Scan the material below for lines with the word "переменных" and report how many there are, with nothing added.
* Begin *
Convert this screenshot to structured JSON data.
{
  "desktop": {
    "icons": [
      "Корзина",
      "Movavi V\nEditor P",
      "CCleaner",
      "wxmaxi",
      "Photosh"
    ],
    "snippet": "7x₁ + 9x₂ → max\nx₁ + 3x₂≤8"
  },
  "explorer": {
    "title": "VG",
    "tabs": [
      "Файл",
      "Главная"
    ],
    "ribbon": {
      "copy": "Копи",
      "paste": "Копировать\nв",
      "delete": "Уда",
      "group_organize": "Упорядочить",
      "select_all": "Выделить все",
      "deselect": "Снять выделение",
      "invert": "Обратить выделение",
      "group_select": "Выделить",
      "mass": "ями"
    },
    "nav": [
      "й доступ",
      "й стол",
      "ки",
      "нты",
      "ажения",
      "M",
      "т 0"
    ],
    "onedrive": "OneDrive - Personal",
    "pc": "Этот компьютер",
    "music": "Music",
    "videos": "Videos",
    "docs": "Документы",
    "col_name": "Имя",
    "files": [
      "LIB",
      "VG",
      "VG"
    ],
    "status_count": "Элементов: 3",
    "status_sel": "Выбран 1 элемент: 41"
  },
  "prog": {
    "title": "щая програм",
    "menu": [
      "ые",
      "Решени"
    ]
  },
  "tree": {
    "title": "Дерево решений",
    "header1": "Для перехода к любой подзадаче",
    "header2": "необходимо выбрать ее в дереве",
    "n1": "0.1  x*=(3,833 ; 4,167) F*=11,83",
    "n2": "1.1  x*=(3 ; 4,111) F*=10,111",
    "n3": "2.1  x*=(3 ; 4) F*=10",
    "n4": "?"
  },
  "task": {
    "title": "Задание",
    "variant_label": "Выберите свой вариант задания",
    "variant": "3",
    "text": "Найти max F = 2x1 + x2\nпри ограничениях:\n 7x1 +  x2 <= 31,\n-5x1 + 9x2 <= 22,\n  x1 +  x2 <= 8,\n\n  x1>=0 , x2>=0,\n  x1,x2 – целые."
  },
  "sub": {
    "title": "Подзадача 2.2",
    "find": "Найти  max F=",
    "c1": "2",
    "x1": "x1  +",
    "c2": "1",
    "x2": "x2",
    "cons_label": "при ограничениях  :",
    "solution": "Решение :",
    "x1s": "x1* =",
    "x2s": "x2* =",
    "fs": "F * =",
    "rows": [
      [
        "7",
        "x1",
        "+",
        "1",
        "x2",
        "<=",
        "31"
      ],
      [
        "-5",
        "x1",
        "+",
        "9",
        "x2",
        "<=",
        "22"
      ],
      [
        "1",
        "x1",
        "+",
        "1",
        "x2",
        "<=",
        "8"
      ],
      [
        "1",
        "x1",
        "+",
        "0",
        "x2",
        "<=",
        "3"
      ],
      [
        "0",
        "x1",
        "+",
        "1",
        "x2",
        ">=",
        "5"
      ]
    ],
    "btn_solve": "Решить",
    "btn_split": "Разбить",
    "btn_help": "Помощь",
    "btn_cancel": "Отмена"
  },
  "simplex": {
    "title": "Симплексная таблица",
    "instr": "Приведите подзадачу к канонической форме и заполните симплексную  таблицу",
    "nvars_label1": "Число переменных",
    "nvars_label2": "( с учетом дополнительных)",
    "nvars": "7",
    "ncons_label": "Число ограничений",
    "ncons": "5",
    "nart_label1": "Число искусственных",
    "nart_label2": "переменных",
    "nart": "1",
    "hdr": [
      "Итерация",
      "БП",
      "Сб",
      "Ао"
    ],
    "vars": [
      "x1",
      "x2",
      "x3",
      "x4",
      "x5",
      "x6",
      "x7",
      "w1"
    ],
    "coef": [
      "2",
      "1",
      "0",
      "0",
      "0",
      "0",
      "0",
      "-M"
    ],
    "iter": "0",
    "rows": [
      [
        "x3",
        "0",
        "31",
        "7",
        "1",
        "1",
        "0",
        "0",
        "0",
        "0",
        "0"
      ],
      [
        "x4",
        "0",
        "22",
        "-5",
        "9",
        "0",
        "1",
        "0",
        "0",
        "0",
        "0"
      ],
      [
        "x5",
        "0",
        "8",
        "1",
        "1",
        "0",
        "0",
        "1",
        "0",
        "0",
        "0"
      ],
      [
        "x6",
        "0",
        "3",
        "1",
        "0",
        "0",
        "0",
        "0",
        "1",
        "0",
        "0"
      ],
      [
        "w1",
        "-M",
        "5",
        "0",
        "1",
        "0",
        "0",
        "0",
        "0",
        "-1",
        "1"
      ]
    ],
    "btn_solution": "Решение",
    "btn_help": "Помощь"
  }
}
* End *
◆ Final answer:
2